Records provided
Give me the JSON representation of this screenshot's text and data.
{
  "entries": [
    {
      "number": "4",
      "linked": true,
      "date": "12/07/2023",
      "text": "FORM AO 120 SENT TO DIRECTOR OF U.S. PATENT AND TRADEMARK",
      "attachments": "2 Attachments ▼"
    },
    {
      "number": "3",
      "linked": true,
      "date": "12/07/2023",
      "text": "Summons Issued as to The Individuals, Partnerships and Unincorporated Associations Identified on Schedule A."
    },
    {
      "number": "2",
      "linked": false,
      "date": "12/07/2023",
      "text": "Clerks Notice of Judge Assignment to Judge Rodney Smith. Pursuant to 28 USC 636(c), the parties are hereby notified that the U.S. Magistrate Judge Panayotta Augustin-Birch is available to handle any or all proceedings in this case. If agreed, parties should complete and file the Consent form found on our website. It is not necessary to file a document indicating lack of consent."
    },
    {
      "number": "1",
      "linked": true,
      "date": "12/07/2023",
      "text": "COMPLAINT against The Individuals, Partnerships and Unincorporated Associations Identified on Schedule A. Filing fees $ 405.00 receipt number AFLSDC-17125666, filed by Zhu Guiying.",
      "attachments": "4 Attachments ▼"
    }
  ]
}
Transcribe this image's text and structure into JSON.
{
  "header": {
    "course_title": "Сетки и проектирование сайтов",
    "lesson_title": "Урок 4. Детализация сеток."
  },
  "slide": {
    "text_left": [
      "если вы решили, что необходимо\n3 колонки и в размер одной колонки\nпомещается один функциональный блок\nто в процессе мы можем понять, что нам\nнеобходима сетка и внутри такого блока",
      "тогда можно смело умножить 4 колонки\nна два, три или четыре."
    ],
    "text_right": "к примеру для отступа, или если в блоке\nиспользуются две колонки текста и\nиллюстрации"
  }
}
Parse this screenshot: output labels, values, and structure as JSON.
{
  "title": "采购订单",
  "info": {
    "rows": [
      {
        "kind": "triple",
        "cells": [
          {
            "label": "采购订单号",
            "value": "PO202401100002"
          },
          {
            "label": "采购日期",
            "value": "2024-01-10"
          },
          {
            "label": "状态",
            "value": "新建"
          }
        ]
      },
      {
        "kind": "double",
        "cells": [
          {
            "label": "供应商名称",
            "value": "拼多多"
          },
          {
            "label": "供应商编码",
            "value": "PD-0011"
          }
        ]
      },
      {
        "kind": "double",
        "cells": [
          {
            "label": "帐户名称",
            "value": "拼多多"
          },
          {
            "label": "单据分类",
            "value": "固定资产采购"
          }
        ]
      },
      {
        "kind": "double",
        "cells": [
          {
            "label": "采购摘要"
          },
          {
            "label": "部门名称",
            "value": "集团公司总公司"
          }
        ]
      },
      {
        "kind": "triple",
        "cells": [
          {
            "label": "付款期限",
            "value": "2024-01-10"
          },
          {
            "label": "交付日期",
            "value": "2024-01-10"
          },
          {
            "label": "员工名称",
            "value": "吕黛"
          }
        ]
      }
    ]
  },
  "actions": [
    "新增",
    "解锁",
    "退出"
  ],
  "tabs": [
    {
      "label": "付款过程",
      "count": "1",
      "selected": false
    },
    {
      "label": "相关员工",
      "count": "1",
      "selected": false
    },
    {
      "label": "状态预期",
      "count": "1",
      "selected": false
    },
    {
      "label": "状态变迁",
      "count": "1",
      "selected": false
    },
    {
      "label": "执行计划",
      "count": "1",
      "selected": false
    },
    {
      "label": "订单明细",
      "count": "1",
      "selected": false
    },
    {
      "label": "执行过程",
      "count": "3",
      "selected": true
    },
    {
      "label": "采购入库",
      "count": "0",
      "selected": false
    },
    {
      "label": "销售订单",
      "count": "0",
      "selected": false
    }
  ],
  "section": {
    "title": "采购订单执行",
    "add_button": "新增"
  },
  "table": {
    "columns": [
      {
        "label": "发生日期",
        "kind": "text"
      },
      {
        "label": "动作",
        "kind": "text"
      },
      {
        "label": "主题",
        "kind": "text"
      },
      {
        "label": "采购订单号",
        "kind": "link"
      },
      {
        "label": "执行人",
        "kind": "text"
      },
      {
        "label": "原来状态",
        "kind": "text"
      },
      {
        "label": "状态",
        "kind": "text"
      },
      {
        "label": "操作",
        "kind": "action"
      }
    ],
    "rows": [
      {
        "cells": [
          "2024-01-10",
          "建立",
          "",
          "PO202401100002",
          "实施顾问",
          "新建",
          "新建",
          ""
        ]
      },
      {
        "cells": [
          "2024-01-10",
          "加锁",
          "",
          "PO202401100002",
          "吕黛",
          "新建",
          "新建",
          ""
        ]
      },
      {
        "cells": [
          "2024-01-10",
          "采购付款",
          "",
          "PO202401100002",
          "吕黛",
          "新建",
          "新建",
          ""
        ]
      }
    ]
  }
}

Request
Collect each line of the entries that has the word "Schedule", copying it in full.

Worked solution
      "text": "Summons Issued as to The Individuals, Partnerships and Unincorporated Associations Identified on Schedule A."
      "text": "COMPLAINT against The Individuals, Partnerships and Unincorporated Associations Identified on Schedule A. Filing fees $ 405.00 receipt number AFLSDC-17125666, filed by Zhu Guiying.",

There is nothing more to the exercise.